### WHAT YOU WILL DO
Copy out the records precisely, omitting pictures.

### TASK DATA
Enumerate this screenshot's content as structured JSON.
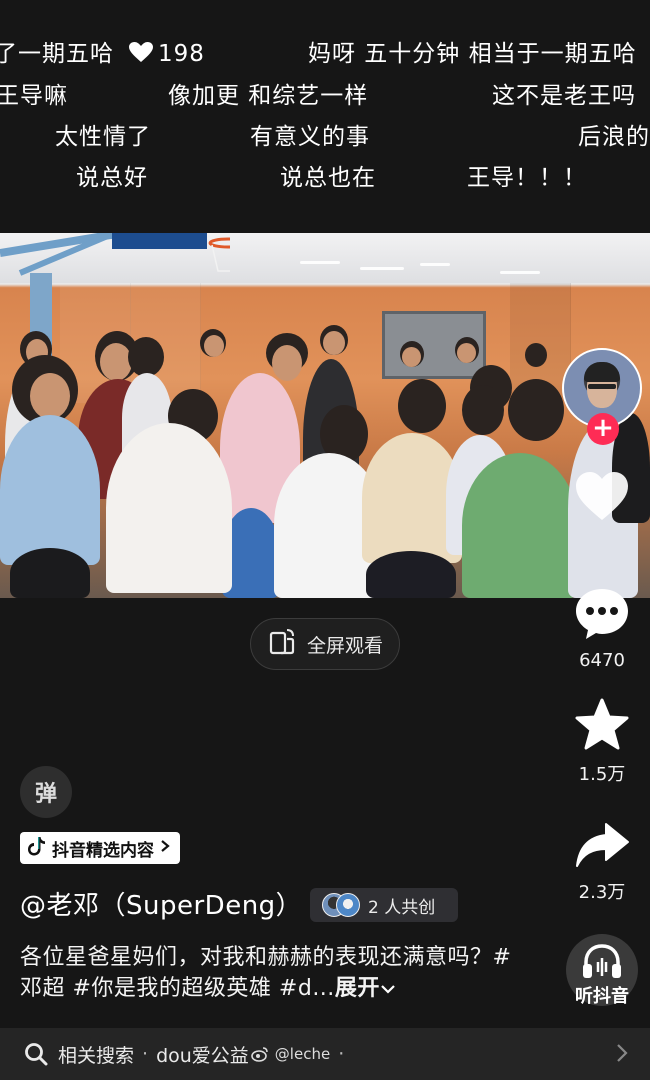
{
  "danmaku": [
    {
      "text": "了一期五哈",
      "count": "198"
    },
    {
      "text": "妈呀 五十分钟 相当于一期五哈"
    },
    {
      "text": "王导嘛"
    },
    {
      "text": "像加更 和综艺一样"
    },
    {
      "text": "这不是老王吗"
    },
    {
      "text": "太性情了"
    },
    {
      "text": "有意义的事"
    },
    {
      "text": "后浪的"
    },
    {
      "text": "说总好"
    },
    {
      "text": "说总也在"
    },
    {
      "text": "王导！！！"
    }
  ],
  "video": {
    "fullscreen_label": "全屏观看"
  },
  "rail": {
    "comment_count": "6470",
    "favorite_count": "1.5万",
    "share_count": "2.3万",
    "music_label": "听抖音"
  },
  "danmaku_toggle": "弹",
  "tag_label": "抖音精选内容",
  "author": "@老邓（SuperDeng）",
  "cocreate_label": "2 人共创",
  "description": "各位星爸星妈们，对我和赫赫的表现还满意吗？#邓超 #你是我的超级英雄 #d...",
  "expand_label": "展开",
  "related": {
    "label": "相关搜索",
    "query": "dou爱公益",
    "watermark": "@leche"
  },
  "colors": {
    "background": "#161616",
    "accent_red": "#fe2c55",
    "tag_bg": "#ffffff"
  }
}
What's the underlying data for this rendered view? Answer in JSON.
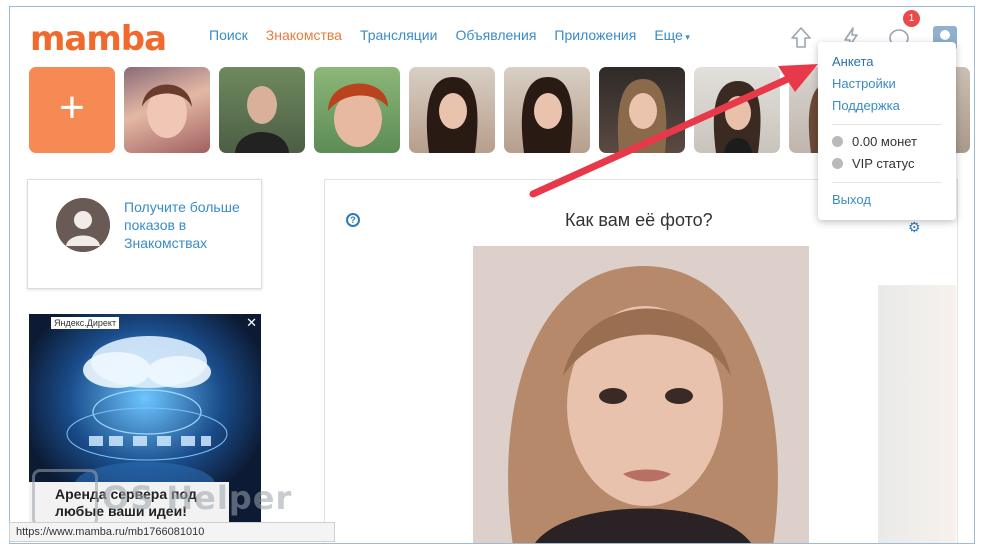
{
  "logo": "mamba",
  "nav": {
    "items": [
      "Поиск",
      "Знакомства",
      "Трансляции",
      "Объявления",
      "Приложения",
      "Еще"
    ],
    "active_index": 1
  },
  "header": {
    "notification_count": "1"
  },
  "strip": {
    "add_label": "+"
  },
  "promo": {
    "text": "Получите больше показов в Знакомствах"
  },
  "ad": {
    "label": "Яндекс.Директ",
    "close": "✕",
    "caption": "Аренда сервера под любые ваши идеи!"
  },
  "card": {
    "title": "Как вам её фото?",
    "help": "?"
  },
  "dropdown": {
    "items": [
      "Анкета",
      "Настройки",
      "Поддержка"
    ],
    "coins": "0.00 монет",
    "vip": "VIP статус",
    "logout": "Выход"
  },
  "watermark": "OS Helper",
  "status_url": "https://www.mamba.ru/mb1766081010",
  "colors": {
    "brand": "#ef6a2c",
    "link": "#3a8bc7",
    "arrow": "#e8394a",
    "add_tile": "#f58a55"
  }
}
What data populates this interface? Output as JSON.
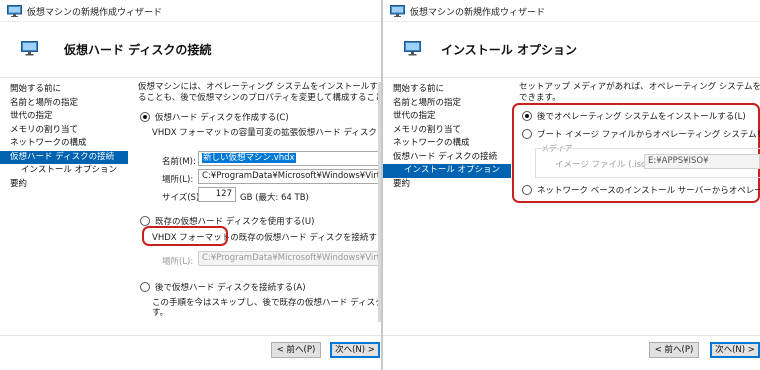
{
  "left": {
    "window_title": "仮想マシンの新規作成ウィザード",
    "page_title": "仮想ハード ディスクの接続",
    "nav": [
      {
        "label": "開始する前に",
        "sub": false,
        "active": false
      },
      {
        "label": "名前と場所の指定",
        "sub": false,
        "active": false
      },
      {
        "label": "世代の指定",
        "sub": false,
        "active": false
      },
      {
        "label": "メモリの割り当て",
        "sub": false,
        "active": false
      },
      {
        "label": "ネットワークの構成",
        "sub": false,
        "active": false
      },
      {
        "label": "仮想ハード ディスクの接続",
        "sub": false,
        "active": true
      },
      {
        "label": "インストール オプション",
        "sub": true,
        "active": false
      },
      {
        "label": "要約",
        "sub": false,
        "active": false
      }
    ],
    "intro_line1": "仮想マシンには、オペレーティング システムをインストールするための記憶",
    "intro_line2": "ることも、後で仮想マシンのプロパティを変更して構成することもできます。",
    "opt_create_label": "仮想ハード ディスクを作成する(C)",
    "opt_create_desc": "VHDX フォーマットの容量可変の拡張仮想ハード ディスクを作成す",
    "name_label": "名前(M):",
    "name_value": "新しい仮想マシン.vhdx",
    "location_label": "場所(L):",
    "location_value": "C:¥ProgramData¥Microsoft¥Windows¥Virtual Ha",
    "size_label": "サイズ(S):",
    "size_value": "127",
    "size_unit": "GB (最大: 64 TB)",
    "opt_existing_label": "既存の仮想ハード ディスクを使用する(U)",
    "opt_existing_desc": "VHDX フォーマットの既存の仮想ハード ディスクを接続するには、こ",
    "existing_location_label": "場所(L):",
    "existing_location_value": "C:¥ProgramData¥Microsoft¥Windows¥Virtual Ha",
    "opt_later_label": "後で仮想ハード ディスクを接続する(A)",
    "opt_later_desc1": "この手順を今はスキップし、後で既存の仮想ハード ディスクを接続",
    "opt_later_desc2": "す。",
    "back_button": "< 前へ(P)",
    "next_button": "次へ(N) >"
  },
  "right": {
    "window_title": "仮想マシンの新規作成ウィザード",
    "page_title": "インストール オプション",
    "nav": [
      {
        "label": "開始する前に",
        "sub": false,
        "active": false
      },
      {
        "label": "名前と場所の指定",
        "sub": false,
        "active": false
      },
      {
        "label": "世代の指定",
        "sub": false,
        "active": false
      },
      {
        "label": "メモリの割り当て",
        "sub": false,
        "active": false
      },
      {
        "label": "ネットワークの構成",
        "sub": false,
        "active": false
      },
      {
        "label": "仮想ハード ディスクの接続",
        "sub": false,
        "active": false
      },
      {
        "label": "インストール オプション",
        "sub": true,
        "active": true
      },
      {
        "label": "要約",
        "sub": false,
        "active": false
      }
    ],
    "intro_line1": "セットアップ メディアがあれば、オペレーティング システムを今インストール",
    "intro_line2": "できます。",
    "opt_later_label": "後でオペレーティング システムをインストールする(L)",
    "opt_boot_label": "ブート イメージ ファイルからオペレーティング システムをインストールす",
    "media_label": "メディア",
    "image_file_label": "イメージ ファイル (.iso)(I):",
    "image_file_value": "E:¥APPS¥ISO¥",
    "opt_network_label": "ネットワーク ベースのインストール サーバーからオペレーティング シス",
    "back_button": "< 前へ(P)",
    "next_button": "次へ(N) >"
  },
  "colors": {
    "nav_active": "#0063b1",
    "highlight_box": "#c8201d",
    "selection": "#0078d7"
  }
}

### COMPLETED EXERCISE
Enumerate this screenshot's content as structured JSON.
{
  "danmaku": [
    {
      "text": "了一期五哈",
      "count": "198"
    },
    {
      "text": "妈呀 五十分钟 相当于一期五哈"
    },
    {
      "text": "王导嘛"
    },
    {
      "text": "像加更 和综艺一样"
    },
    {
      "text": "这不是老王吗"
    },
    {
      "text": "太性情了"
    },
    {
      "text": "有意义的事"
    },
    {
      "text": "后浪的"
    },
    {
      "text": "说总好"
    },
    {
      "text": "说总也在"
    },
    {
      "text": "王导！！！"
    }
  ],
  "video": {
    "fullscreen_label": "全屏观看"
  },
  "rail": {
    "comment_count": "6470",
    "favorite_count": "1.5万",
    "share_count": "2.3万",
    "music_label": "听抖音"
  },
  "danmaku_toggle": "弹",
  "tag_label": "抖音精选内容",
  "author": "@老邓（SuperDeng）",
  "cocreate_label": "2 人共创",
  "description": "各位星爸星妈们，对我和赫赫的表现还满意吗？#邓超 #你是我的超级英雄 #d...",
  "expand_label": "展开",
  "related": {
    "label": "相关搜索",
    "query": "dou爱公益",
    "watermark": "@leche"
  },
  "colors": {
    "background": "#161616",
    "accent_red": "#fe2c55",
    "tag_bg": "#ffffff"
  }
}
What's the underlying data for this rendered view? Answer in JSON.
{
  "logo": "mamba",
  "nav": {
    "items": [
      "Поиск",
      "Знакомства",
      "Трансляции",
      "Объявления",
      "Приложения",
      "Еще"
    ],
    "active_index": 1
  },
  "header": {
    "notification_count": "1"
  },
  "strip": {
    "add_label": "+"
  },
  "promo": {
    "text": "Получите больше показов в Знакомствах"
  },
  "ad": {
    "label": "Яндекс.Директ",
    "close": "✕",
    "caption": "Аренда сервера под любые ваши идеи!"
  },
  "card": {
    "title": "Как вам её фото?",
    "help": "?"
  },
  "dropdown": {
    "items": [
      "Анкета",
      "Настройки",
      "Поддержка"
    ],
    "coins": "0.00 монет",
    "vip": "VIP статус",
    "logout": "Выход"
  },
  "watermark": "OS Helper",
  "status_url": "https://www.mamba.ru/mb1766081010",
  "colors": {
    "brand": "#ef6a2c",
    "link": "#3a8bc7",
    "arrow": "#e8394a",
    "add_tile": "#f58a55"
  }
}
What data populates this interface? Output as JSON.
{
  "left": {
    "window_title": "仮想マシンの新規作成ウィザード",
    "page_title": "仮想ハード ディスクの接続",
    "nav": [
      {
        "label": "開始する前に",
        "sub": false,
        "active": false
      },
      {
        "label": "名前と場所の指定",
        "sub": false,
        "active": false
      },
      {
        "label": "世代の指定",
        "sub": false,
        "active": false
      },
      {
        "label": "メモリの割り当て",
        "sub": false,
        "active": false
      },
      {
        "label": "ネットワークの構成",
        "sub": false,
        "active": false
      },
      {
        "label": "仮想ハード ディスクの接続",
        "sub": false,
        "active": true
      },
      {
        "label": "インストール オプション",
        "sub": true,
        "active": false
      },
      {
        "label": "要約",
        "sub": false,
        "active": false
      }
    ],
    "intro_line1": "仮想マシンには、オペレーティング システムをインストールするための記憶",
    "intro_line2": "ることも、後で仮想マシンのプロパティを変更して構成することもできます。",
    "opt_create_label": "仮想ハード ディスクを作成する(C)",
    "opt_create_desc": "VHDX フォーマットの容量可変の拡張仮想ハード ディスクを作成す",
    "name_label": "名前(M):",
    "name_value": "新しい仮想マシン.vhdx",
    "location_label": "場所(L):",
    "location_value": "C:¥ProgramData¥Microsoft¥Windows¥Virtual Ha",
    "size_label": "サイズ(S):",
    "size_value": "127",
    "size_unit": "GB (最大: 64 TB)",
    "opt_existing_label": "既存の仮想ハード ディスクを使用する(U)",
    "opt_existing_desc": "VHDX フォーマットの既存の仮想ハード ディスクを接続するには、こ",
    "existing_location_label": "場所(L):",
    "existing_location_value": "C:¥ProgramData¥Microsoft¥Windows¥Virtual Ha",
    "opt_later_label": "後で仮想ハード ディスクを接続する(A)",
    "opt_later_desc1": "この手順を今はスキップし、後で既存の仮想ハード ディスクを接続",
    "opt_later_desc2": "す。",
    "back_button": "< 前へ(P)",
    "next_button": "次へ(N) >"
  },
  "right": {
    "window_title": "仮想マシンの新規作成ウィザード",
    "page_title": "インストール オプション",
    "nav": [
      {
        "label": "開始する前に",
        "sub": false,
        "active": false
      },
      {
        "label": "名前と場所の指定",
        "sub": false,
        "active": false
      },
      {
        "label": "世代の指定",
        "sub": false,
        "active": false
      },
      {
        "label": "メモリの割り当て",
        "sub": false,
        "active": false
      },
      {
        "label": "ネットワークの構成",
        "sub": false,
        "active": false
      },
      {
        "label": "仮想ハード ディスクの接続",
        "sub": false,
        "active": false
      },
      {
        "label": "インストール オプション",
        "sub": true,
        "active": true
      },
      {
        "label": "要約",
        "sub": false,
        "active": false
      }
    ],
    "intro_line1": "セットアップ メディアがあれば、オペレーティング システムを今インストール",
    "intro_line2": "できます。",
    "opt_later_label": "後でオペレーティング システムをインストールする(L)",
    "opt_boot_label": "ブート イメージ ファイルからオペレーティング システムをインストールす",
    "media_label": "メディア",
    "image_file_label": "イメージ ファイル (.iso)(I):",
    "image_file_value": "E:¥APPS¥ISO¥",
    "opt_network_label": "ネットワーク ベースのインストール サーバーからオペレーティング シス",
    "back_button": "< 前へ(P)",
    "next_button": "次へ(N) >"
  },
  "colors": {
    "nav_active": "#0063b1",
    "highlight_box": "#c8201d",
    "selection": "#0078d7"
  }
}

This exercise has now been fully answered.